### Exercise
Present the data once more in exactly its original form.
══ Data supplied ══
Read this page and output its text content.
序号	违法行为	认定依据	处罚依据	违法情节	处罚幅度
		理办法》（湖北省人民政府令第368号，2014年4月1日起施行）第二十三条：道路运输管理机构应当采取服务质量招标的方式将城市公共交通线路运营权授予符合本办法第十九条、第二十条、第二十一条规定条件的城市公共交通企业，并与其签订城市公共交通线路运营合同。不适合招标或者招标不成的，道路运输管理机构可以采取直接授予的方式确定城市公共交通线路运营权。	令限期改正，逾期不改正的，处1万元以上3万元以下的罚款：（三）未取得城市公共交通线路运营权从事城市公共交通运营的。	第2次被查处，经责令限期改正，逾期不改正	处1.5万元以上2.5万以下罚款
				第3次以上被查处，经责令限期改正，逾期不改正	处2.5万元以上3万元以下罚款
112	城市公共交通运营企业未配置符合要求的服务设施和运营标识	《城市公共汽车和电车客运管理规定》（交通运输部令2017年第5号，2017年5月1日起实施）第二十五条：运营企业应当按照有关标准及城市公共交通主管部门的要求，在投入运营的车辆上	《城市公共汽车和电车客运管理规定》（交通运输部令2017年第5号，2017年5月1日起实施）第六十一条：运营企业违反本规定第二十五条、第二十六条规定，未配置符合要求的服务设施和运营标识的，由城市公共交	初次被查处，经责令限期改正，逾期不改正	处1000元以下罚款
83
═══
### Answer to this problem
Read this page and output its text content.
序号	违法行为	认定依据	处罚依据	违法情节	处罚幅度
		理办法》（湖北省人民政府令第368号，2014年4月1日起施行）第二十三条：道路运输管理机构应当采取服务质量招标的方式将城市公共交通线路运营权授予符合本办法第十九条、第二十条、第二十一条规定条件的城市公共交通企业，并与其签订城市公共交通线路运营合同。不适合招标或者招标不成的，道路运输管理机构可以采取直接授予的方式确定城市公共交通线路运营权。	令限期改正，逾期不改正的，处1万元以上3万元以下的罚款：（三）未取得城市公共交通线路运营权从事城市公共交通运营的。	第2次被查处，经责令限期改正，逾期不改正	处1.5万元以上2.5万以下罚款
				第3次以上被查处，经责令限期改正，逾期不改正	处2.5万元以上3万元以下罚款
112	城市公共交通运营企业未配置符合要求的服务设施和运营标识	《城市公共汽车和电车客运管理规定》（交通运输部令2017年第5号，2017年5月1日起实施）第二十五条：运营企业应当按照有关标准及城市公共交通主管部门的要求，在投入运营的车辆上	《城市公共汽车和电车客运管理规定》（交通运输部令2017年第5号，2017年5月1日起实施）第六十一条：运营企业违反本规定第二十五条、第二十六条规定，未配置符合要求的服务设施和运营标识的，由城市公共交	初次被查处，经责令限期改正，逾期不改正	处1000元以下罚款
83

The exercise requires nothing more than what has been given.